- Text under study -

--- START ---

In software, energy conservation has lead to new classes of energy efficient systems software, data access protocols and algorithms. Since the CPU power consumption is proportional to clock rate, adjustment of clock rate to avoid CPU idle time has been suggested with a new metric of instruction per joule (instruction/joule) and new CPU scheduling policies. SUN Solaris is an example of an operating system with power saving features built in.

As databases may be stored at stationary hosts, updates and queries may have to be done over wireless links. Since both transmitting and receiving data consume power, energy efficient query optimization techniques also need to be developed. New database query processing cost models have been proposed that are optimized for energy use rather than number of I/Os using a new metric of energy per transaction (energy/transaction). Approximate answers may also be accepted with the quality of the answer depends on the availability of computational and communication resources.

In addition to the physical constraints listed above, mobile computers are more prone to theft or destruction, and thus, pose some risks to data. Solutions for this include data backup, remote data storage, and data encryption.

Wireless Communications Network

The communications infrastructure that ties together mobile computers and software can be either the ubiquitous wired telephone system or wireless networks. The currently available wireless networks come in different types as described below. [10]

Cellular: The existing cellular phone network provides voice and data services to users with hand-held phones. Its coverage only extends for metropolitan areas, and it has problems with scalability (to accomodate a large number of mobile users), data transmission, and low bandwidth for data intensive applications.

Wireless LAN: Wireless LAN can be connected to a mobile computer or a fixed network via a wireless interface card that has an antenna. It only provides coverage for a local area, e.g., inside a building, and does not provide networking support for wide area moves.

Wireless WAN: This special mobile radio network provides wireless email services (e.g., RAM Mobile Data) or wireless access from a mobile host to an application running on a fixed host (e.g., Ardis, a two-way, store-and-forward, packet-based wireless network). Its coverage extends for a wide area, but it has low bandwidth for data services and may have problem with scalability.

Paging: Paging network provides unlimited coverage with low bandwidth, and mostly for receivers only.

In addition, there is on the horizon the arrival of satellite microwave networks. Motorola's Iridium proposes a network of 66 satellites for voice and paging services; additional services may include messaging and fax. Qualcomm's Globalstar envisions a network of 48 satellites and TRW's Odyssey with a network of 12 satellites; both aim at providing information services (predominantly voice) around the world.

--- END ---

- What you will do -
A: From the mobile computing passage, return the text from "In addition to" to "data intensive applications.", copied word for word.
B: According to the mobile computing passage, how many satellites does Qualcomm's Globalstar envision in its network?

- Material provided -

--- START ---

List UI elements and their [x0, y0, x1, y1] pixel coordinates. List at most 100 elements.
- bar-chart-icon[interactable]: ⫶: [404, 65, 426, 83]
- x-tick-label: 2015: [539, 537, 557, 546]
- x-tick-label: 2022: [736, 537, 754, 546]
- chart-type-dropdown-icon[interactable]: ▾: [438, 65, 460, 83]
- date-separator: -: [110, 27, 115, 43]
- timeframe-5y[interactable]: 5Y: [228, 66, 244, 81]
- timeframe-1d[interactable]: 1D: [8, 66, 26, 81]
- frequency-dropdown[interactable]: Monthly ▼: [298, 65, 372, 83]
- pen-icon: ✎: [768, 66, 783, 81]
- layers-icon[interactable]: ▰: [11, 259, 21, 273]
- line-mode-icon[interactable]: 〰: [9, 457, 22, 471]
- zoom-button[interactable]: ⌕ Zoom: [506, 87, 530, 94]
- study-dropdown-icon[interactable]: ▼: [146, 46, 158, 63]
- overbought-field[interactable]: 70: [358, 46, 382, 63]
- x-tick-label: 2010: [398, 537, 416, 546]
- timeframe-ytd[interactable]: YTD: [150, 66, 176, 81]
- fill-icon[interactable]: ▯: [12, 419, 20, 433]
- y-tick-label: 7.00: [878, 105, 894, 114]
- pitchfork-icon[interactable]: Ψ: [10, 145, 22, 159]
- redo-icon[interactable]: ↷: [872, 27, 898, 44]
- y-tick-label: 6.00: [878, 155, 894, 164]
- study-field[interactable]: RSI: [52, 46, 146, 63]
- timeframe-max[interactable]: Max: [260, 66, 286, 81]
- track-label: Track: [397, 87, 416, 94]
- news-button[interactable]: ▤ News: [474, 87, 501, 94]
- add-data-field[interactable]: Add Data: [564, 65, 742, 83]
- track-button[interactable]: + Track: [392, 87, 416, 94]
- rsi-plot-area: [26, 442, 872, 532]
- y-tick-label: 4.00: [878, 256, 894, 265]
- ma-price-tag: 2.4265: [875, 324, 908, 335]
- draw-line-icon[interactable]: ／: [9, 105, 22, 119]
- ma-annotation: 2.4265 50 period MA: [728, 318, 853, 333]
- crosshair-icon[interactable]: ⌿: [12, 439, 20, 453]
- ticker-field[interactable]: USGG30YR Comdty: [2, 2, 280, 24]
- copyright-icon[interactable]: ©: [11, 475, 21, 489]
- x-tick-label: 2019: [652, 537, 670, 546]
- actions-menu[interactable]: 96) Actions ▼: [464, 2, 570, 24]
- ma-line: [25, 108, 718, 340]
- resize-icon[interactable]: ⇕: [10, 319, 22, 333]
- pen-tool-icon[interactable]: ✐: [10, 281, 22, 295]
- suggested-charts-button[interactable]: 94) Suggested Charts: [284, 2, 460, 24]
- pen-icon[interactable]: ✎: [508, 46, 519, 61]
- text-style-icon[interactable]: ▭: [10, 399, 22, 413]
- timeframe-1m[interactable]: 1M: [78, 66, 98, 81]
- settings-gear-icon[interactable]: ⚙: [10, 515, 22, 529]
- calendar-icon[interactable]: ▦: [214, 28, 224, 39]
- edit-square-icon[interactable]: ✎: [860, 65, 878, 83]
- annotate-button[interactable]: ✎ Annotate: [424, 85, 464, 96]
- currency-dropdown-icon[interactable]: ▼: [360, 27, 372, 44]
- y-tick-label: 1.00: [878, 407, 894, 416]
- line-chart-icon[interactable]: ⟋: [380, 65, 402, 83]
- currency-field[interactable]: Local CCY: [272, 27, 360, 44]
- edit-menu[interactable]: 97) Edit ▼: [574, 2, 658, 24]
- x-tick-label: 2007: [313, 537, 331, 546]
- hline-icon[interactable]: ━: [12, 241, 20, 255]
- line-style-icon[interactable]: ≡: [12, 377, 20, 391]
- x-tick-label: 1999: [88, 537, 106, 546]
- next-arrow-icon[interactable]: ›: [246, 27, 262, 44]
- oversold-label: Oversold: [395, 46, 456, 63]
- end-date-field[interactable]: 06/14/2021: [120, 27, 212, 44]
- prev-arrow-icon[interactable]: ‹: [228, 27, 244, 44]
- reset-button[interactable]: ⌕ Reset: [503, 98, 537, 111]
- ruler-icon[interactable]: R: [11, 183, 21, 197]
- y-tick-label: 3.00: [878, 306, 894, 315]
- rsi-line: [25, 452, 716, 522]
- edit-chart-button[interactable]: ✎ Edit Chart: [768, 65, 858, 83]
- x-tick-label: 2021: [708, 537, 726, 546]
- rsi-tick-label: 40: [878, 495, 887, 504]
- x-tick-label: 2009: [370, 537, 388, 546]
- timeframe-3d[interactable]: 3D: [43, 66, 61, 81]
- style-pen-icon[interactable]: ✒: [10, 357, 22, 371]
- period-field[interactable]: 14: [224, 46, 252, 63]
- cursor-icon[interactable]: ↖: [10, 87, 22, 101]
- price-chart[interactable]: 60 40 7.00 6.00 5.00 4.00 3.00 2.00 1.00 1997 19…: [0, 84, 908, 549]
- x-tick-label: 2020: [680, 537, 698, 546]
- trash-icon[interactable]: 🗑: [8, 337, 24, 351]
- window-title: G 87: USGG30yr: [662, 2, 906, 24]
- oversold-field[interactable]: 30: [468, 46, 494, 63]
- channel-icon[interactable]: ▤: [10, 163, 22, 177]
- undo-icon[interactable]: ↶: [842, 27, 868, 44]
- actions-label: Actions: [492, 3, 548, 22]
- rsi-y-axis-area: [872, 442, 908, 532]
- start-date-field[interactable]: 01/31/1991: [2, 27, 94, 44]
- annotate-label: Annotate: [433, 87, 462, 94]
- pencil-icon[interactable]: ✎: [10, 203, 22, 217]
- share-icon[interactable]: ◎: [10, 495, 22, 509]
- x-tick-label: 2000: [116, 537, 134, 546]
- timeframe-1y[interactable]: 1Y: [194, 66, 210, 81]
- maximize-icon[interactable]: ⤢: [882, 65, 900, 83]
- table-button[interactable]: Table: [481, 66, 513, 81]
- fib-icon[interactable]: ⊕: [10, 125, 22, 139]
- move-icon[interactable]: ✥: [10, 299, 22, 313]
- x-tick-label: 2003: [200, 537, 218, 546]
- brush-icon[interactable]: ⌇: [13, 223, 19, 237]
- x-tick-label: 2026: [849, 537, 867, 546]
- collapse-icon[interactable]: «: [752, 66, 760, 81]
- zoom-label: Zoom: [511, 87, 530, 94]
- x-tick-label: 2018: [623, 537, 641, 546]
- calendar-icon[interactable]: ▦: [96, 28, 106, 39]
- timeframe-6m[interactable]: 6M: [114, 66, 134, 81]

--- END ---

- Numbered responses -
A:
In addition to the physical constraints listed above, mobile computers are more prone to theft or destruction, and thus, pose some risks to data. Solutions for this include data backup, remote data storage, and data encryption.

Wireless Communications Network

The communications infrastructure that ties together mobile computers and software can be either the ubiquitous wired telephone system or wireless networks. The currently available wireless networks come in different types as described below. [10]

Cellular: The existing cellular phone network provides voice and data services to users with hand-held phones. Its coverage only extends for metropolitan areas, and it has problems with scalability (to accomodate a large number of mobile users), data transmission, and low bandwidth for data intensive applications.

B: 48 satellites